===== Dataset records

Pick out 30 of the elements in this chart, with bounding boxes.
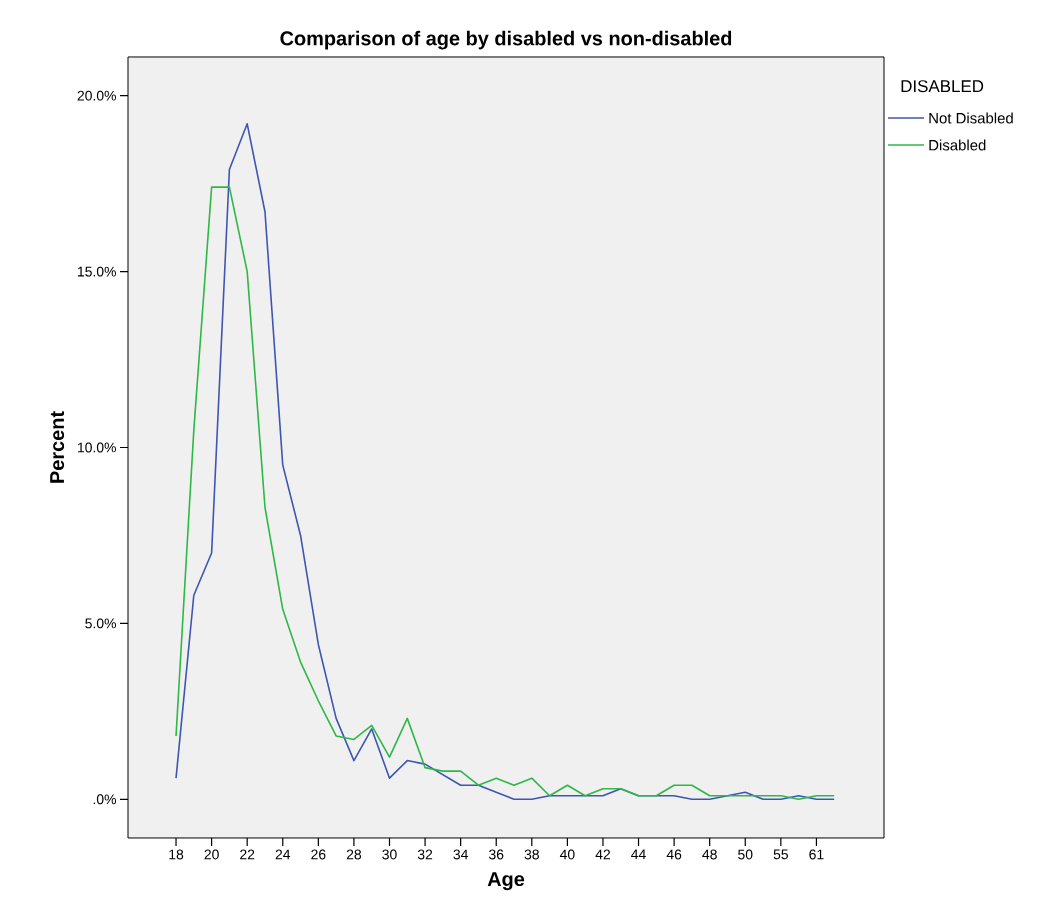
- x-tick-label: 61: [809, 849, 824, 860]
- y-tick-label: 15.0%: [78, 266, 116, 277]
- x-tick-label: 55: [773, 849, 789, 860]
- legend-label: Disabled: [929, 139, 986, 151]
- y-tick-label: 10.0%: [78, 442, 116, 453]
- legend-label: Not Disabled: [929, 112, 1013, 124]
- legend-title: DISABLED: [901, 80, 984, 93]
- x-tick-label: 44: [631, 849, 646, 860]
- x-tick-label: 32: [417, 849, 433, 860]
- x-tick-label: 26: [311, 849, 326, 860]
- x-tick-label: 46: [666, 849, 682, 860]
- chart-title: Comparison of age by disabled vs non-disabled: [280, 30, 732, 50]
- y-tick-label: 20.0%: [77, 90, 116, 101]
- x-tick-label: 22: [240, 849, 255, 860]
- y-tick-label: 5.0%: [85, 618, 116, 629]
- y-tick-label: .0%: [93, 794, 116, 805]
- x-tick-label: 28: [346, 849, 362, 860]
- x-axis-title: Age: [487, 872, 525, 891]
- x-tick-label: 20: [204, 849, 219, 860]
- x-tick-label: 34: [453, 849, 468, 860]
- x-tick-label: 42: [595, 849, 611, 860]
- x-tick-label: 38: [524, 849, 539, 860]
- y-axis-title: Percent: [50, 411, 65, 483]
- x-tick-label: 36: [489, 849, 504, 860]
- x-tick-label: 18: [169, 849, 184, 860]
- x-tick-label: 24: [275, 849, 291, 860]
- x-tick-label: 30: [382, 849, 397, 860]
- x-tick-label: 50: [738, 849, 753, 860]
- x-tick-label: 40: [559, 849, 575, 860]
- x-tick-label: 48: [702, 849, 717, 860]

==========

Exercise task.
Duplicate every line of the listing above verbatim, leaving out the picture.

Finished exercise.
Pick out 30 of the elements in this chart, with bounding boxes.
- x-tick-label: 61: [809, 849, 824, 860]
- y-tick-label: 15.0%: [78, 266, 116, 277]
- x-tick-label: 55: [773, 849, 789, 860]
- legend-label: Disabled: [929, 139, 986, 151]
- y-tick-label: 10.0%: [78, 442, 116, 453]
- legend-label: Not Disabled: [929, 112, 1013, 124]
- legend-title: DISABLED: [901, 80, 984, 93]
- x-tick-label: 44: [631, 849, 646, 860]
- x-tick-label: 32: [417, 849, 433, 860]
- x-tick-label: 26: [311, 849, 326, 860]
- x-tick-label: 46: [666, 849, 682, 860]
- chart-title: Comparison of age by disabled vs non-disabled: [280, 30, 732, 50]
- y-tick-label: 20.0%: [77, 90, 116, 101]
- x-tick-label: 22: [240, 849, 255, 860]
- y-tick-label: 5.0%: [85, 618, 116, 629]
- y-tick-label: .0%: [93, 794, 116, 805]
- x-tick-label: 28: [346, 849, 362, 860]
- x-axis-title: Age: [487, 872, 525, 891]
- x-tick-label: 20: [204, 849, 219, 860]
- x-tick-label: 34: [453, 849, 468, 860]
- x-tick-label: 42: [595, 849, 611, 860]
- x-tick-label: 38: [524, 849, 539, 860]
- y-axis-title: Percent: [50, 411, 65, 483]
- x-tick-label: 36: [489, 849, 504, 860]
- x-tick-label: 18: [169, 849, 184, 860]
- x-tick-label: 24: [275, 849, 291, 860]
- x-tick-label: 30: [382, 849, 397, 860]
- x-tick-label: 50: [738, 849, 753, 860]
- x-tick-label: 40: [559, 849, 575, 860]
- x-tick-label: 48: [702, 849, 717, 860]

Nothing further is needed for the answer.